# GIVEN INFORMATION start

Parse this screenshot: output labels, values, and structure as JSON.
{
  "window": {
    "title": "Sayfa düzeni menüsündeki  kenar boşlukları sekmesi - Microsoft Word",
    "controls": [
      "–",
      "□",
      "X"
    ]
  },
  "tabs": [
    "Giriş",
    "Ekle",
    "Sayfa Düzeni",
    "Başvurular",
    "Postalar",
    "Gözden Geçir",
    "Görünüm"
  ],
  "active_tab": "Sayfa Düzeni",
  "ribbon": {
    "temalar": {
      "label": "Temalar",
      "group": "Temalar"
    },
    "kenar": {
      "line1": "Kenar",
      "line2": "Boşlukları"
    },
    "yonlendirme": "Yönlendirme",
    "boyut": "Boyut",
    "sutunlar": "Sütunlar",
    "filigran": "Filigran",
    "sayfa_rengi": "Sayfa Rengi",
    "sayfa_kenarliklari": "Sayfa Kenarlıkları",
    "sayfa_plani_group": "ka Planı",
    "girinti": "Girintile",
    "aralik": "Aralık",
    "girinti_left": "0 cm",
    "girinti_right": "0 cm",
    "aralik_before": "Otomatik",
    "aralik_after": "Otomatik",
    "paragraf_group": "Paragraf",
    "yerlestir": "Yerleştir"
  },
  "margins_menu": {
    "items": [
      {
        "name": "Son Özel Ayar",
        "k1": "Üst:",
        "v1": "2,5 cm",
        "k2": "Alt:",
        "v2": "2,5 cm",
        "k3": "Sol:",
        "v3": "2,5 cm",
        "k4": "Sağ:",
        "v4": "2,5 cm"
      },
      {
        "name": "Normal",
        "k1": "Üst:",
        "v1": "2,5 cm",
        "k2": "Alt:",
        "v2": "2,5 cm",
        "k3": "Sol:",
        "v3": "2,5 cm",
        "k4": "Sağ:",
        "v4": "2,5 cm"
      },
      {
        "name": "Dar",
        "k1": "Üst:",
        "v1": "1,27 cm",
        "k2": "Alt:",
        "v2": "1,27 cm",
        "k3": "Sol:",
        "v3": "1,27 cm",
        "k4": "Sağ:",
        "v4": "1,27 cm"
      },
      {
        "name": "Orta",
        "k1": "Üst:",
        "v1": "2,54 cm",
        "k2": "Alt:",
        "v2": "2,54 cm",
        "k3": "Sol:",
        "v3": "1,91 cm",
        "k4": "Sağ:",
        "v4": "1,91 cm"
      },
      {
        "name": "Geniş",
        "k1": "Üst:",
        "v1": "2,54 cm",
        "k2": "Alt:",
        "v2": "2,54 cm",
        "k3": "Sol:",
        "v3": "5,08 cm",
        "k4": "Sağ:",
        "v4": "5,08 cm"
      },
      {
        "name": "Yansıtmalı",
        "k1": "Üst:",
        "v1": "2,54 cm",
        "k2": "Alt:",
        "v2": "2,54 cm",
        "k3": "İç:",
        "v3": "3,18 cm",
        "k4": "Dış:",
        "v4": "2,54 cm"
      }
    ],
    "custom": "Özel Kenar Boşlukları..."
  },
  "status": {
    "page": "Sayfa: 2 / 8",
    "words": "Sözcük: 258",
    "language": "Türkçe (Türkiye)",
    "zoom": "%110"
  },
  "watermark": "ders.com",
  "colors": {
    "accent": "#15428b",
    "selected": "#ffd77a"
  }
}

# GIVEN INFORMATION end

◆ PROBLEM DETAILS
Lines that hold the word "name" are the ones to return, every one of them.

◆ ANSWER TO THIS PROBLEM
        "name": "Son Özel Ayar",
        "name": "Normal",
        "name": "Dar",
        "name": "Orta",
        "name": "Geniş",
        "name": "Yansıtmalı",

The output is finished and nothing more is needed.